## start LISTED RECORDS
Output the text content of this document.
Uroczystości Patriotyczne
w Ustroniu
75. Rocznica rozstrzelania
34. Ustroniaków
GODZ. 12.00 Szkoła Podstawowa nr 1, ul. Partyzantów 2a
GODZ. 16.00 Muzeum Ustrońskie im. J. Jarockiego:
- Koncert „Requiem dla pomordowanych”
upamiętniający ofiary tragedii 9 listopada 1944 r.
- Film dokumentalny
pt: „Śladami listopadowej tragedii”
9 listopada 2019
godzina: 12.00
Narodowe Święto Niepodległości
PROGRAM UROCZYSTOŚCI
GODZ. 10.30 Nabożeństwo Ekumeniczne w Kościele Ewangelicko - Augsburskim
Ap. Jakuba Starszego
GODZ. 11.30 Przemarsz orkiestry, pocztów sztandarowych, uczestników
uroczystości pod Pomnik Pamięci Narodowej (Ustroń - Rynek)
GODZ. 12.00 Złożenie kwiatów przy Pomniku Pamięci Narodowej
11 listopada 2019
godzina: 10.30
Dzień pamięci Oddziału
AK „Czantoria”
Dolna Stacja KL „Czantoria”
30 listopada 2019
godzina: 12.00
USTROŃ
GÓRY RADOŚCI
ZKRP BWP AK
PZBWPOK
## end LISTED RECORDS
■ WORK INSTRUCTIONS
Go through the listing above and restate it word for word.

■ ANSWER TO THIS TASK
Output the text content of this document.
Uroczystości Patriotyczne
w Ustroniu
75. Rocznica rozstrzelania
34. Ustroniaków
GODZ. 12.00 Szkoła Podstawowa nr 1, ul. Partyzantów 2a
GODZ. 16.00 Muzeum Ustrońskie im. J. Jarockiego:
- Koncert „Requiem dla pomordowanych”
upamiętniający ofiary tragedii 9 listopada 1944 r.
- Film dokumentalny
pt: „Śladami listopadowej tragedii”
9 listopada 2019
godzina: 12.00
Narodowe Święto Niepodległości
PROGRAM UROCZYSTOŚCI
GODZ. 10.30 Nabożeństwo Ekumeniczne w Kościele Ewangelicko - Augsburskim
Ap. Jakuba Starszego
GODZ. 11.30 Przemarsz orkiestry, pocztów sztandarowych, uczestników
uroczystości pod Pomnik Pamięci Narodowej (Ustroń - Rynek)
GODZ. 12.00 Złożenie kwiatów przy Pomniku Pamięci Narodowej
11 listopada 2019
godzina: 10.30
Dzień pamięci Oddziału
AK „Czantoria”
Dolna Stacja KL „Czantoria”
30 listopada 2019
godzina: 12.00
USTROŃ
GÓRY RADOŚCI
ZKRP BWP AK
PZBWPOK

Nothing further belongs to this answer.